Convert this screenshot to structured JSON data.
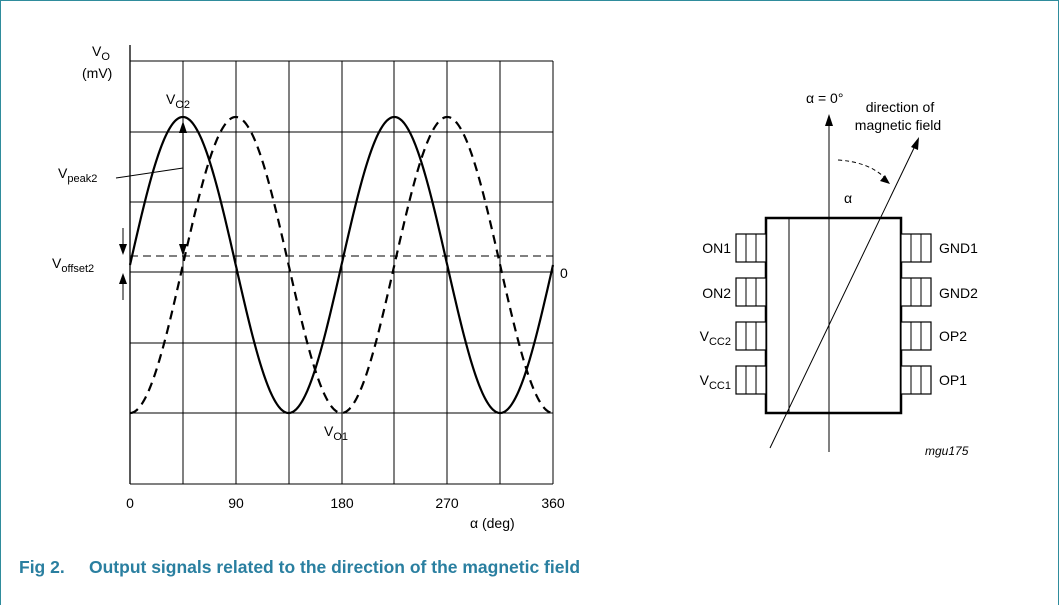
{
  "figure": {
    "caption_number": "Fig 2.",
    "caption_text": "Output signals related to the direction of the magnetic field",
    "ref_code": "mgu175"
  },
  "graph": {
    "y_label_main": "V",
    "y_label_sub": "O",
    "y_unit": "(mV)",
    "x_label": "α (deg)",
    "x_ticks": [
      "0",
      "90",
      "180",
      "270",
      "360"
    ],
    "zero_label": "0",
    "vo2_main": "V",
    "vo2_sub": "O2",
    "vo1_main": "V",
    "vo1_sub": "O1",
    "vpeak_main": "V",
    "vpeak_sub": "peak2",
    "voffset_main": "V",
    "voffset_sub": "offset2"
  },
  "chart_data": {
    "type": "line",
    "xlabel": "α (deg)",
    "ylabel": "VO (mV)",
    "xlim": [
      0,
      360
    ],
    "x_ticks": [
      0,
      90,
      180,
      270,
      360
    ],
    "grid": true,
    "series": [
      {
        "name": "VO2",
        "style": "solid",
        "period_deg": 180,
        "phase_deg": 0,
        "offset": 1,
        "amplitude": 5
      },
      {
        "name": "VO1",
        "style": "dashed",
        "period_deg": 180,
        "phase_deg": 45,
        "offset": 1,
        "amplitude": 5
      }
    ]
  },
  "sensor": {
    "alpha_zero_label": "α = 0°",
    "field_label_line1": "direction of",
    "field_label_line2": "magnetic field",
    "alpha_label": "α",
    "left_pins": [
      {
        "main": "ON1",
        "sub": ""
      },
      {
        "main": "ON2",
        "sub": ""
      },
      {
        "main": "V",
        "sub": "CC2"
      },
      {
        "main": "V",
        "sub": "CC1"
      }
    ],
    "right_pins": [
      "GND1",
      "GND2",
      "OP2",
      "OP1"
    ]
  }
}
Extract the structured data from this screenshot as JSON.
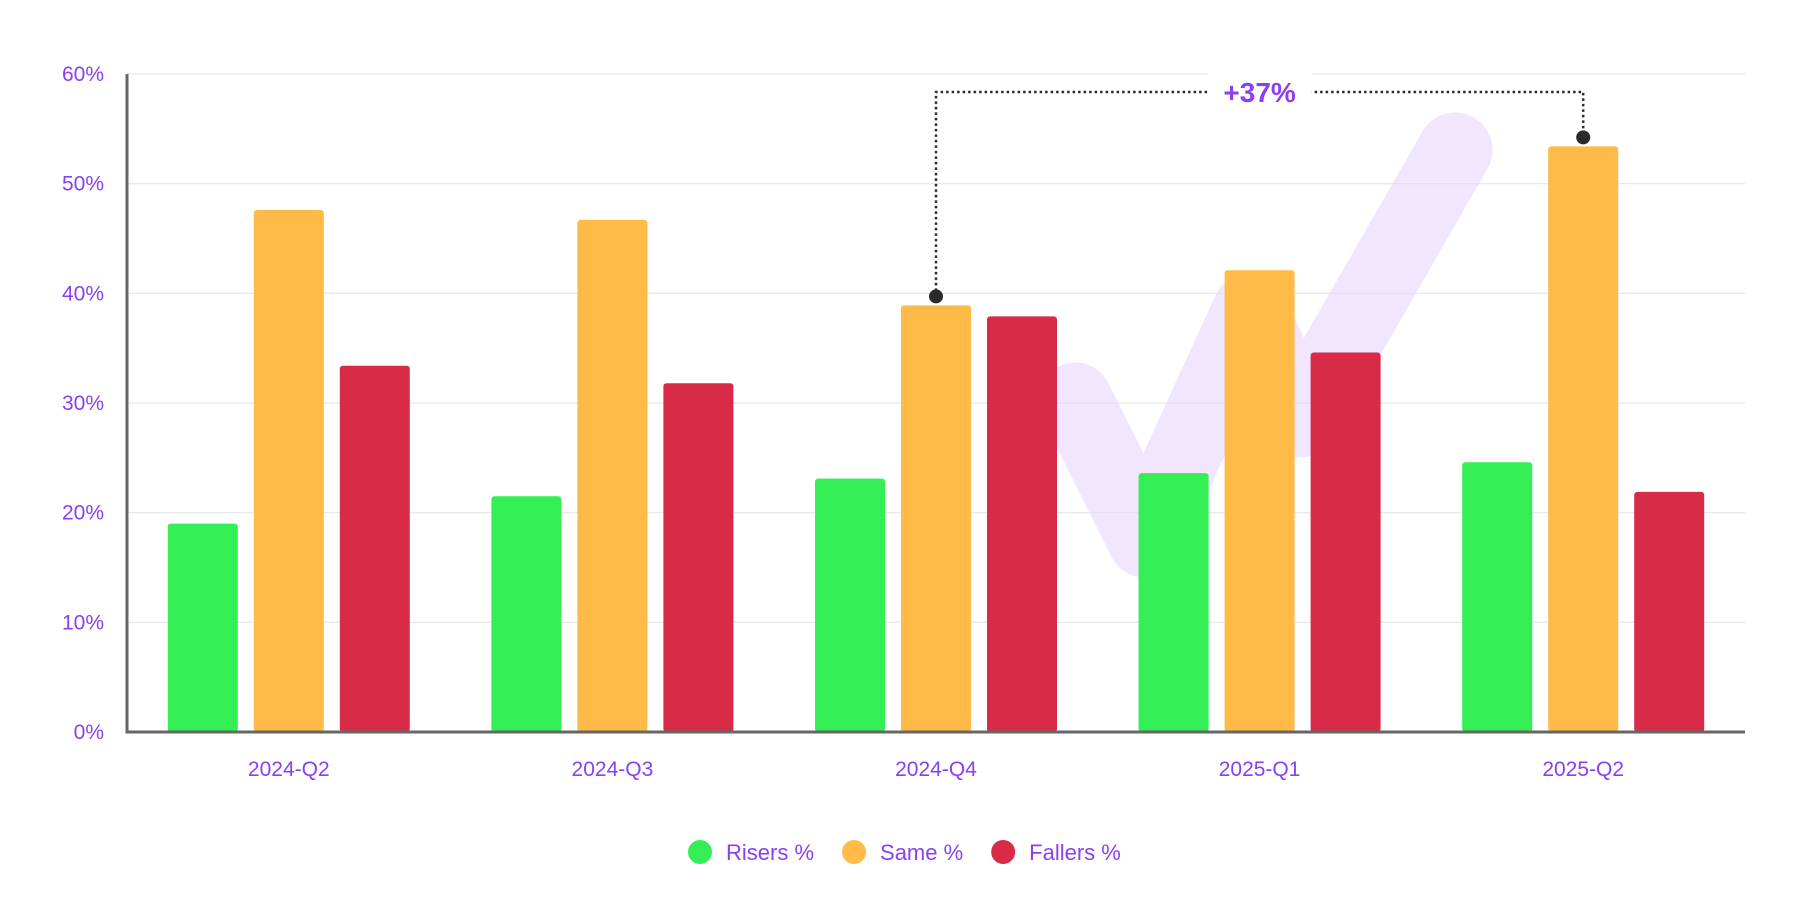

========================================================================

• [YOUR GOAL]:
Leave out all images, then reproduce the entries above exactly.

• [SOLVED PROBLEM]:
Convert this screenshot to structured JSON data.
{
  "figure": {
    "caption_number": "Fig 2.",
    "caption_text": "Output signals related to the direction of the magnetic field",
    "ref_code": "mgu175"
  },
  "graph": {
    "y_label_main": "V",
    "y_label_sub": "O",
    "y_unit": "(mV)",
    "x_label": "α (deg)",
    "x_ticks": [
      "0",
      "90",
      "180",
      "270",
      "360"
    ],
    "zero_label": "0",
    "vo2_main": "V",
    "vo2_sub": "O2",
    "vo1_main": "V",
    "vo1_sub": "O1",
    "vpeak_main": "V",
    "vpeak_sub": "peak2",
    "voffset_main": "V",
    "voffset_sub": "offset2"
  },
  "chart_data": {
    "type": "line",
    "xlabel": "α (deg)",
    "ylabel": "VO (mV)",
    "xlim": [
      0,
      360
    ],
    "x_ticks": [
      0,
      90,
      180,
      270,
      360
    ],
    "grid": true,
    "series": [
      {
        "name": "VO2",
        "style": "solid",
        "period_deg": 180,
        "phase_deg": 0,
        "offset": 1,
        "amplitude": 5
      },
      {
        "name": "VO1",
        "style": "dashed",
        "period_deg": 180,
        "phase_deg": 45,
        "offset": 1,
        "amplitude": 5
      }
    ]
  },
  "sensor": {
    "alpha_zero_label": "α = 0°",
    "field_label_line1": "direction of",
    "field_label_line2": "magnetic field",
    "alpha_label": "α",
    "left_pins": [
      {
        "main": "ON1",
        "sub": ""
      },
      {
        "main": "ON2",
        "sub": ""
      },
      {
        "main": "V",
        "sub": "CC2"
      },
      {
        "main": "V",
        "sub": "CC1"
      }
    ],
    "right_pins": [
      "GND1",
      "GND2",
      "OP2",
      "OP1"
    ]
  }
}
Extract the structured data from this screenshot as JSON.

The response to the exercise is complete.